### Texte à lire
════════════════════

Y a-t-il un risque de contagion. On y est déjà, si j'en juge par ce qui s'est passé en Tunisie et ce qui s'est passé en Egypte, même si comparaison n'est pas raison. Encore une fois, est-ce qu'on peut condamner une aspiration démocratique au motif qu'il y a ce risque ? Non.
J'essaie de vous répondre le plus sincèrement possible et en même temps, je vois bien -- et vous avez vu un certain nombre de déclarations sur la main de l'étranger --, je vois bien que si on soutient sincèrement cette aspiration démocratique du peuple égyptien, comme du peuple tunisien, on doit s'en tenir à des principes très clairement, très fermement affichés et défendus et résister à la tentation -- que l'on peut comprendre -- d'une ingérence qui se retournera alors exactement contre tous ceux qui aspirent à une authentique démocratie égyptienne. Parce que vous connaissez l'histoire de ces pays et la sensibilité de ces questions.
Vous voyez ce que je veux dire, plus on est ferme sur ces principes, plus je pense que l'on doit résister à la tentation non pas d'aller plus loin dans la défense des principes, au contraire, mais parfois de mettre un nom sur les principes qui, à ce moment-là, feraient apparaitre telle ou telle personnalité de la vie politique de ces pays comme étant soutenu par l'étranger. Et vous savez très bien que c'est ce qui s'est passé bien des fois dans le passé et que cela n'a pas toujours conduit à la bonne solution.
Il n'en reste pas moins que si les intimidations et les violences à l'endroit de manifestants pacifiques et à l'endroit de journalistes -- qui, quand même, représentent un symbole, celui de la liberté d'informer -- devaient perdurer, nous ne pourrions pas l'accepter.
Sur l'Europe, je n'ai pas entendu, enfin, ou retenu votre question, excusez-moi.
QUESTION -- Sur l'Europe, je voudrais savoir si vous êtes rentré dans les détails des demandes formulées par Mme MERKEL, c'est-à-dire : comment surmonter le veto irlandais sur une baisse ou un taux minimal, pardon, de l'impôt sur les sociétés ? Et comment surmonter ce qui tient cher à coeur aux Belges : l'indexation des salaires sur l'inflation, sachant que les Français ont aussi avec le SMIC une indexation de facto sur l'inflation ?

════════════════════

### Données affichées
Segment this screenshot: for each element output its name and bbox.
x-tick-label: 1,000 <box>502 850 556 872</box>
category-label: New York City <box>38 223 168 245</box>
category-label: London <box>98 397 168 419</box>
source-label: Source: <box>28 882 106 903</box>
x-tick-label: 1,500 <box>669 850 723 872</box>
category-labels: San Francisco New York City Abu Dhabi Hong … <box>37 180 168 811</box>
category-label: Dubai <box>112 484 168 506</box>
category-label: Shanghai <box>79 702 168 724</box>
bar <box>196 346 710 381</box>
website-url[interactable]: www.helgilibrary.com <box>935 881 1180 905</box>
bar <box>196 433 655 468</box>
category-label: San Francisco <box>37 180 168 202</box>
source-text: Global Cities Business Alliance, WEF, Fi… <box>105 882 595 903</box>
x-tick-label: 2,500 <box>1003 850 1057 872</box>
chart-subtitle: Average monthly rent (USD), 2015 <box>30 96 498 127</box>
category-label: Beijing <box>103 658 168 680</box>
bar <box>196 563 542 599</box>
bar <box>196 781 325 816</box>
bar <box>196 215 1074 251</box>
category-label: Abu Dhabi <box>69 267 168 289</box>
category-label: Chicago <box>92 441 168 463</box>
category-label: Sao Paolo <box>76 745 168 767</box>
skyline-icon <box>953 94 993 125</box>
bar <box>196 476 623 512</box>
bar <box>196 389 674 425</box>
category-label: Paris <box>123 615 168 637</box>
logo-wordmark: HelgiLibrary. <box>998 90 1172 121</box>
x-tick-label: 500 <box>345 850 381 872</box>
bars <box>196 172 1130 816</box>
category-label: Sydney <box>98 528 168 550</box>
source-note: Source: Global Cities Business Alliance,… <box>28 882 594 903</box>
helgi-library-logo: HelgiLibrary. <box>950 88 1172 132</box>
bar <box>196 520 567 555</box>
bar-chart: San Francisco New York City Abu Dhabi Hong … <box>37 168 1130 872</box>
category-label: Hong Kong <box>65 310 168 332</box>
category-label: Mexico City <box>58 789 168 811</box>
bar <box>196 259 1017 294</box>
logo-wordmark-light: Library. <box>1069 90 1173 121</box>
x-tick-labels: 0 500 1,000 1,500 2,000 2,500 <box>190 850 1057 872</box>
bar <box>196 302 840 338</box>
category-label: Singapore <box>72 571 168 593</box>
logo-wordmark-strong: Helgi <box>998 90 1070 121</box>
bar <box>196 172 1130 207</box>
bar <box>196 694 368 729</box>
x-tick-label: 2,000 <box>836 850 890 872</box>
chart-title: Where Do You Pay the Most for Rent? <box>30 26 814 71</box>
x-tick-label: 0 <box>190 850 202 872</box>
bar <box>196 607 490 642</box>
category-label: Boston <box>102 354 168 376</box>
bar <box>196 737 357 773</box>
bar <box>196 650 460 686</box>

════════════════════

### Exercice 1
Recopiez tout le texte à lire, de « QUESTION -- Sur » jusqu'à « sur l'inflation ? » inclus.
### Exercice 2
Pour chacune des affirmations suivantes, indiquez par oui ou par non si elle est conforme au texte à lire, en citant les mots décisifs du texte.
(a) L'orateur estime qu'on peut condamner une aspiration démocratique en raison du risque de contagion.
(b) L'orateur dit avoir retenu la question sur l'Europe.
(c) La question sur l'Europe évoque l'indexation des salaires sur l'inflation chère aux Belges.
### Exercice 3
D'après le texte à lire, quel symbole les journalistes représentent-ils ?

### Réponse rédigée 1
QUESTION -- Sur l'Europe, je voudrais savoir si vous êtes rentré dans les détails des demandes formulées par Mme MERKEL, c'est-à-dire : comment surmonter le veto irlandais sur une baisse ou un taux minimal, pardon, de l'impôt sur les sociétés ? Et comment surmonter ce qui tient cher à coeur aux Belges : l'indexation des salaires sur l'inflation, sachant que les Français ont aussi avec le SMIC une indexation de facto sur l'inflation ?

### Réponse rédigée 2
(a) Non : « est-ce qu'on peut condamner une aspiration démocratique au motif qu'il y a ce risque ? Non. »
(b) Non : « je n'ai pas entendu, enfin, ou retenu votre question »
(c) Oui : « ce qui tient cher à coeur aux Belges : l'indexation des salaires sur l'inflation »

### Réponse rédigée 3
Celui de la liberté d'informer.